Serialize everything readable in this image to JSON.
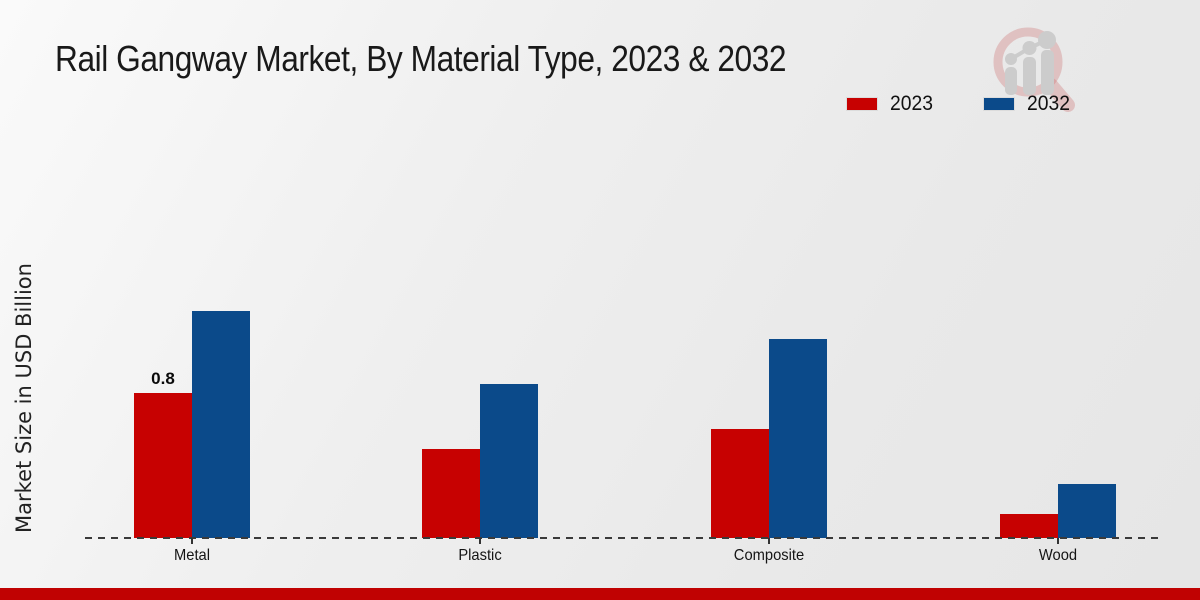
{
  "header": {
    "title": "Rail Gangway Market, By Material Type, 2023 & 2032"
  },
  "axes": {
    "ylabel": "Market Size in USD Billion"
  },
  "legend": [
    {
      "label": "2023",
      "color": "#c70101"
    },
    {
      "label": "2032",
      "color": "#0b4a8a"
    }
  ],
  "chart_data": {
    "type": "bar",
    "title": "Rail Gangway Market, By Material Type, 2023 & 2032",
    "categories": [
      "Metal",
      "Plastic",
      "Composite",
      "Wood"
    ],
    "series": [
      {
        "name": "2023",
        "color": "#c70101",
        "values": [
          0.8,
          0.49,
          0.6,
          0.13
        ],
        "labels": [
          "0.8",
          "",
          "",
          ""
        ]
      },
      {
        "name": "2032",
        "color": "#0b4a8a",
        "values": [
          1.25,
          0.85,
          1.1,
          0.3
        ],
        "labels": [
          "",
          "",
          "",
          ""
        ]
      }
    ],
    "xlabel": "",
    "ylabel": "Market Size in USD Billion",
    "ylim": [
      0,
      1.4
    ],
    "grid": false,
    "legend_position": "top-right",
    "baseline_style": "dashed",
    "annotations": [
      {
        "series": "2023",
        "category": "Metal",
        "text": "0.8"
      }
    ]
  },
  "watermark": {
    "icon": "magnifier-bar-chart-logo"
  },
  "footer": {
    "accent_color": "#c00202"
  }
}
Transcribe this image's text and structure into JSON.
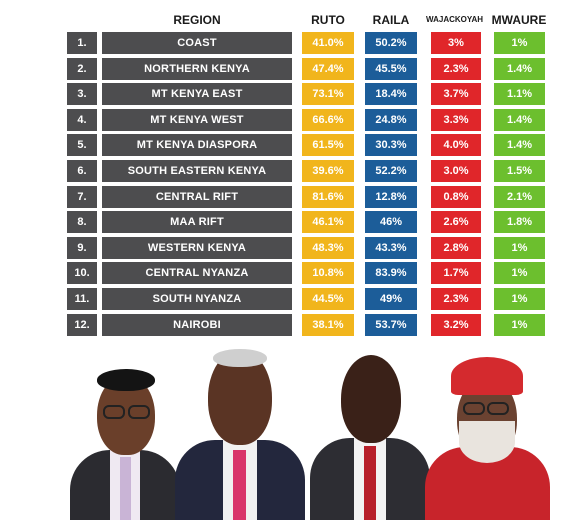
{
  "headers": {
    "region": "REGION",
    "ruto": "RUTO",
    "raila": "RAILA",
    "wajackoyah": "WAJACKOYAH",
    "mwaure": "MWAURE"
  },
  "rows": [
    {
      "num": "1.",
      "region": "COAST",
      "ruto": "41.0%",
      "raila": "50.2%",
      "wajackoyah": "3%",
      "mwaure": "1%"
    },
    {
      "num": "2.",
      "region": "NORTHERN KENYA",
      "ruto": "47.4%",
      "raila": "45.5%",
      "wajackoyah": "2.3%",
      "mwaure": "1.4%"
    },
    {
      "num": "3.",
      "region": "MT KENYA EAST",
      "ruto": "73.1%",
      "raila": "18.4%",
      "wajackoyah": "3.7%",
      "mwaure": "1.1%"
    },
    {
      "num": "4.",
      "region": "MT KENYA WEST",
      "ruto": "66.6%",
      "raila": "24.8%",
      "wajackoyah": "3.3%",
      "mwaure": "1.4%"
    },
    {
      "num": "5.",
      "region": "MT KENYA DIASPORA",
      "ruto": "61.5%",
      "raila": "30.3%",
      "wajackoyah": "4.0%",
      "mwaure": "1.4%"
    },
    {
      "num": "6.",
      "region": "SOUTH EASTERN KENYA",
      "ruto": "39.6%",
      "raila": "52.2%",
      "wajackoyah": "3.0%",
      "mwaure": "1.5%"
    },
    {
      "num": "7.",
      "region": "CENTRAL RIFT",
      "ruto": "81.6%",
      "raila": "12.8%",
      "wajackoyah": "0.8%",
      "mwaure": "2.1%"
    },
    {
      "num": "8.",
      "region": "MAA RIFT",
      "ruto": "46.1%",
      "raila": "46%",
      "wajackoyah": "2.6%",
      "mwaure": "1.8%"
    },
    {
      "num": "9.",
      "region": "WESTERN KENYA",
      "ruto": "48.3%",
      "raila": "43.3%",
      "wajackoyah": "2.8%",
      "mwaure": "1%"
    },
    {
      "num": "10.",
      "region": "CENTRAL NYANZA",
      "ruto": "10.8%",
      "raila": "83.9%",
      "wajackoyah": "1.7%",
      "mwaure": "1%"
    },
    {
      "num": "11.",
      "region": "SOUTH NYANZA",
      "ruto": "44.5%",
      "raila": "49%",
      "wajackoyah": "2.3%",
      "mwaure": "1%"
    },
    {
      "num": "12.",
      "region": "NAIROBI",
      "ruto": "38.1%",
      "raila": "53.7%",
      "wajackoyah": "3.2%",
      "mwaure": "1%"
    }
  ],
  "colors": {
    "ruto": "#f1b51c",
    "raila": "#1c5d99",
    "wajackoyah": "#e0262a",
    "mwaure": "#6cbf2e",
    "region": "#4d4d4f"
  }
}
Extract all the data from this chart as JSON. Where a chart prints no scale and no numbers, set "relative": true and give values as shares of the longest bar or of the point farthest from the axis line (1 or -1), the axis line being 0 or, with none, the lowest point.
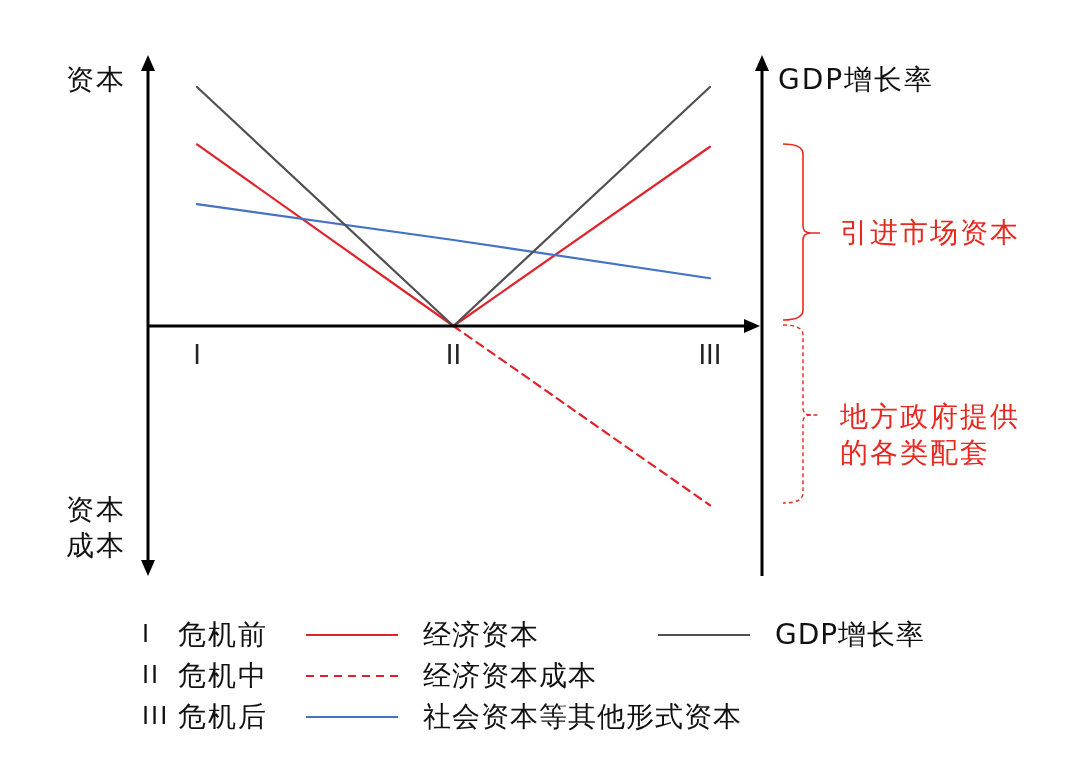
{
  "chart_data": {
    "type": "line",
    "relative": true,
    "categories": [
      "I",
      "II",
      "III"
    ],
    "series": [
      {
        "name": "经济资本",
        "color": "#e0232a",
        "values": [
          0.76,
          0,
          0.75
        ]
      },
      {
        "name": "经济资本成本",
        "color": "#e0232a",
        "line_style": "dashed",
        "values": [
          null,
          0,
          -0.75
        ]
      },
      {
        "name": "社会资本等其他形式资本",
        "color": "#4472c4",
        "values": [
          0.51,
          0.36,
          0.2
        ]
      },
      {
        "name": "GDP增长率",
        "color": "#505050",
        "values": [
          1,
          0,
          1
        ]
      }
    ],
    "ylabel": "资本",
    "y2label": "GDP增长率",
    "annotations": [
      "资本成本",
      "引进市场资本",
      "地方政府提供的各类配套",
      "I 危机前",
      "II 危机中",
      "III 危机后"
    ],
    "legend": "bottom"
  }
}
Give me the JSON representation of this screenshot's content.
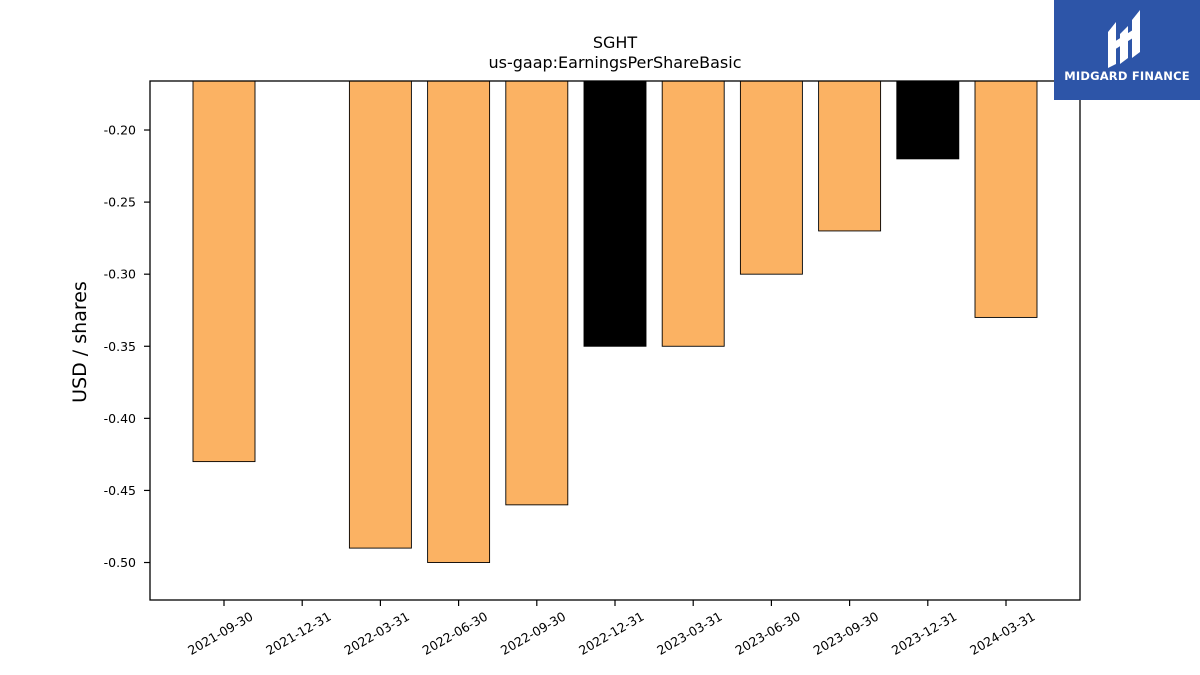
{
  "chart_data": {
    "type": "bar",
    "title": "SGHT",
    "subtitle": "us-gaap:EarningsPerShareBasic",
    "ylabel": "USD / shares",
    "xlabel": "",
    "ylim": [
      -0.526,
      -0.166
    ],
    "yticks": [
      -0.2,
      -0.25,
      -0.3,
      -0.35,
      -0.4,
      -0.45,
      -0.5
    ],
    "ytick_labels": [
      "-0.20",
      "-0.25",
      "-0.30",
      "-0.35",
      "-0.40",
      "-0.45",
      "-0.50"
    ],
    "categories": [
      "2021-09-30",
      "2021-12-31",
      "2022-03-31",
      "2022-06-30",
      "2022-09-30",
      "2022-12-31",
      "2023-03-31",
      "2023-06-30",
      "2023-09-30",
      "2023-12-31",
      "2024-03-31"
    ],
    "values": [
      -0.43,
      null,
      -0.49,
      -0.5,
      -0.46,
      -0.35,
      -0.35,
      -0.3,
      -0.27,
      -0.22,
      -0.33
    ],
    "bar_colors": [
      "#fbb263",
      null,
      "#fbb263",
      "#fbb263",
      "#fbb263",
      "#000000",
      "#fbb263",
      "#fbb263",
      "#fbb263",
      "#000000",
      "#fbb263"
    ],
    "grid": false
  },
  "logo": {
    "text": "MIDGARD FINANCE",
    "background": "#2d55a8"
  }
}
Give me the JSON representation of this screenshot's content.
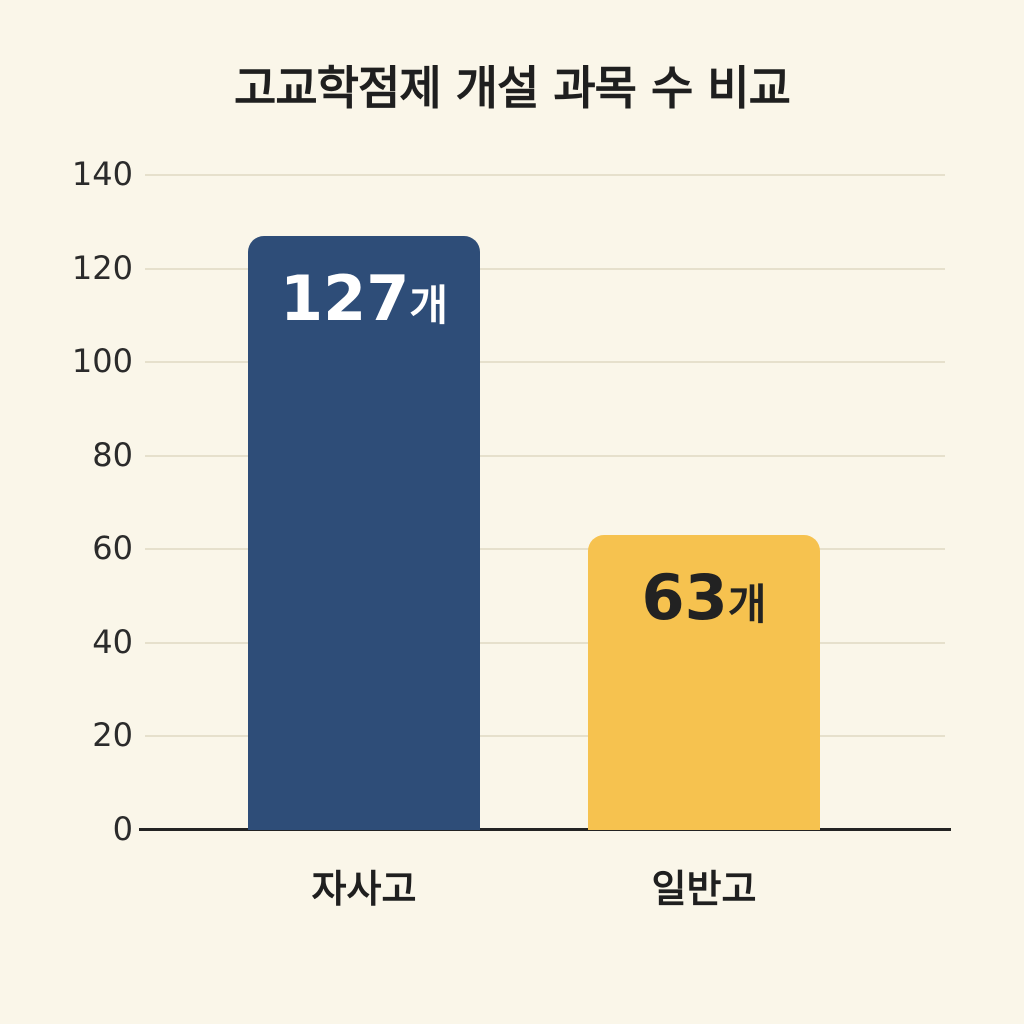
{
  "title": "고교학점제 개설 과목 수 비교",
  "colors": {
    "background": "#FAF6E9",
    "grid": "#E6E0CC",
    "axis": "#232323",
    "title_text": "#1F1F1F",
    "tick_text": "#2B2B2B",
    "category_text": "#1F1F1F",
    "series_colors": [
      "#2E4D78",
      "#F6C24F"
    ],
    "value_label_colors": [
      "#FFFFFF",
      "#222222"
    ]
  },
  "chart_data": {
    "type": "bar",
    "title": "고교학점제 개설 과목 수 비교",
    "categories": [
      "자사고",
      "일반고"
    ],
    "values": [
      127,
      63
    ],
    "value_labels": [
      "127개",
      "63개"
    ],
    "unit_suffix": "개",
    "xlabel": "",
    "ylabel": "",
    "yticks": [
      0,
      20,
      40,
      60,
      80,
      100,
      120,
      140
    ],
    "ylim": [
      0,
      140
    ],
    "grid": true,
    "legend": false
  }
}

Work to complete>
Omit each picture, then return all of the listing exactly as it stands.

Correct response>
Serialize everything readable in this image to JSON.
{
  "header": {
    "title": "Rail Gangway Market, By Material Type, 2023 & 2032"
  },
  "axes": {
    "ylabel": "Market Size in USD Billion"
  },
  "legend": [
    {
      "label": "2023",
      "color": "#c70101"
    },
    {
      "label": "2032",
      "color": "#0b4a8a"
    }
  ],
  "chart_data": {
    "type": "bar",
    "title": "Rail Gangway Market, By Material Type, 2023 & 2032",
    "categories": [
      "Metal",
      "Plastic",
      "Composite",
      "Wood"
    ],
    "series": [
      {
        "name": "2023",
        "color": "#c70101",
        "values": [
          0.8,
          0.49,
          0.6,
          0.13
        ],
        "labels": [
          "0.8",
          "",
          "",
          ""
        ]
      },
      {
        "name": "2032",
        "color": "#0b4a8a",
        "values": [
          1.25,
          0.85,
          1.1,
          0.3
        ],
        "labels": [
          "",
          "",
          "",
          ""
        ]
      }
    ],
    "xlabel": "",
    "ylabel": "Market Size in USD Billion",
    "ylim": [
      0,
      1.4
    ],
    "grid": false,
    "legend_position": "top-right",
    "baseline_style": "dashed",
    "annotations": [
      {
        "series": "2023",
        "category": "Metal",
        "text": "0.8"
      }
    ]
  },
  "watermark": {
    "icon": "magnifier-bar-chart-logo"
  },
  "footer": {
    "accent_color": "#c00202"
  }
}
Transcribe this image's text and structure into JSON.
{
  "headers": {
    "region": "REGION",
    "ruto": "RUTO",
    "raila": "RAILA",
    "wajackoyah": "WAJACKOYAH",
    "mwaure": "MWAURE"
  },
  "rows": [
    {
      "num": "1.",
      "region": "COAST",
      "ruto": "41.0%",
      "raila": "50.2%",
      "wajackoyah": "3%",
      "mwaure": "1%"
    },
    {
      "num": "2.",
      "region": "NORTHERN KENYA",
      "ruto": "47.4%",
      "raila": "45.5%",
      "wajackoyah": "2.3%",
      "mwaure": "1.4%"
    },
    {
      "num": "3.",
      "region": "MT KENYA EAST",
      "ruto": "73.1%",
      "raila": "18.4%",
      "wajackoyah": "3.7%",
      "mwaure": "1.1%"
    },
    {
      "num": "4.",
      "region": "MT KENYA WEST",
      "ruto": "66.6%",
      "raila": "24.8%",
      "wajackoyah": "3.3%",
      "mwaure": "1.4%"
    },
    {
      "num": "5.",
      "region": "MT KENYA DIASPORA",
      "ruto": "61.5%",
      "raila": "30.3%",
      "wajackoyah": "4.0%",
      "mwaure": "1.4%"
    },
    {
      "num": "6.",
      "region": "SOUTH EASTERN KENYA",
      "ruto": "39.6%",
      "raila": "52.2%",
      "wajackoyah": "3.0%",
      "mwaure": "1.5%"
    },
    {
      "num": "7.",
      "region": "CENTRAL RIFT",
      "ruto": "81.6%",
      "raila": "12.8%",
      "wajackoyah": "0.8%",
      "mwaure": "2.1%"
    },
    {
      "num": "8.",
      "region": "MAA RIFT",
      "ruto": "46.1%",
      "raila": "46%",
      "wajackoyah": "2.6%",
      "mwaure": "1.8%"
    },
    {
      "num": "9.",
      "region": "WESTERN KENYA",
      "ruto": "48.3%",
      "raila": "43.3%",
      "wajackoyah": "2.8%",
      "mwaure": "1%"
    },
    {
      "num": "10.",
      "region": "CENTRAL NYANZA",
      "ruto": "10.8%",
      "raila": "83.9%",
      "wajackoyah": "1.7%",
      "mwaure": "1%"
    },
    {
      "num": "11.",
      "region": "SOUTH NYANZA",
      "ruto": "44.5%",
      "raila": "49%",
      "wajackoyah": "2.3%",
      "mwaure": "1%"
    },
    {
      "num": "12.",
      "region": "NAIROBI",
      "ruto": "38.1%",
      "raila": "53.7%",
      "wajackoyah": "3.2%",
      "mwaure": "1%"
    }
  ],
  "colors": {
    "ruto": "#f1b51c",
    "raila": "#1c5d99",
    "wajackoyah": "#e0262a",
    "mwaure": "#6cbf2e",
    "region": "#4d4d4f"
  }
}
Extract all the data from this chart as JSON. Where a chart prints no scale and no numbers, set "relative": true and give values as shares of the longest bar or of the point farthest from the axis line (1 or -1), the axis line being 0 or, with none, the lowest point.
{
  "chart_data": {
    "type": "line",
    "relative": true,
    "categories": [
      "I",
      "II",
      "III"
    ],
    "series": [
      {
        "name": "经济资本",
        "color": "#e0232a",
        "values": [
          0.76,
          0,
          0.75
        ]
      },
      {
        "name": "经济资本成本",
        "color": "#e0232a",
        "line_style": "dashed",
        "values": [
          null,
          0,
          -0.75
        ]
      },
      {
        "name": "社会资本等其他形式资本",
        "color": "#4472c4",
        "values": [
          0.51,
          0.36,
          0.2
        ]
      },
      {
        "name": "GDP增长率",
        "color": "#505050",
        "values": [
          1,
          0,
          1
        ]
      }
    ],
    "ylabel": "资本",
    "y2label": "GDP增长率",
    "annotations": [
      "资本成本",
      "引进市场资本",
      "地方政府提供的各类配套",
      "I 危机前",
      "II 危机中",
      "III 危机后"
    ],
    "legend": "bottom"
  }
}
Give me the JSON representation of this screenshot's content.
{
  "chart_data": {
    "type": "bar",
    "title": "SGHT",
    "subtitle": "us-gaap:EarningsPerShareBasic",
    "ylabel": "USD / shares",
    "xlabel": "",
    "ylim": [
      -0.526,
      -0.166
    ],
    "yticks": [
      -0.2,
      -0.25,
      -0.3,
      -0.35,
      -0.4,
      -0.45,
      -0.5
    ],
    "ytick_labels": [
      "-0.20",
      "-0.25",
      "-0.30",
      "-0.35",
      "-0.40",
      "-0.45",
      "-0.50"
    ],
    "categories": [
      "2021-09-30",
      "2021-12-31",
      "2022-03-31",
      "2022-06-30",
      "2022-09-30",
      "2022-12-31",
      "2023-03-31",
      "2023-06-30",
      "2023-09-30",
      "2023-12-31",
      "2024-03-31"
    ],
    "values": [
      -0.43,
      null,
      -0.49,
      -0.5,
      -0.46,
      -0.35,
      -0.35,
      -0.3,
      -0.27,
      -0.22,
      -0.33
    ],
    "bar_colors": [
      "#fbb263",
      null,
      "#fbb263",
      "#fbb263",
      "#fbb263",
      "#000000",
      "#fbb263",
      "#fbb263",
      "#fbb263",
      "#000000",
      "#fbb263"
    ],
    "grid": false
  },
  "logo": {
    "text": "MIDGARD FINANCE",
    "background": "#2d55a8"
  }
}
Give me the JSON representation of this screenshot's content.
{
  "title": "고교학점제 개설 과목 수 비교",
  "colors": {
    "background": "#FAF6E9",
    "grid": "#E6E0CC",
    "axis": "#232323",
    "title_text": "#1F1F1F",
    "tick_text": "#2B2B2B",
    "category_text": "#1F1F1F",
    "series_colors": [
      "#2E4D78",
      "#F6C24F"
    ],
    "value_label_colors": [
      "#FFFFFF",
      "#222222"
    ]
  },
  "chart_data": {
    "type": "bar",
    "title": "고교학점제 개설 과목 수 비교",
    "categories": [
      "자사고",
      "일반고"
    ],
    "values": [
      127,
      63
    ],
    "value_labels": [
      "127개",
      "63개"
    ],
    "unit_suffix": "개",
    "xlabel": "",
    "ylabel": "",
    "yticks": [
      0,
      20,
      40,
      60,
      80,
      100,
      120,
      140
    ],
    "ylim": [
      0,
      140
    ],
    "grid": true,
    "legend": false
  }
}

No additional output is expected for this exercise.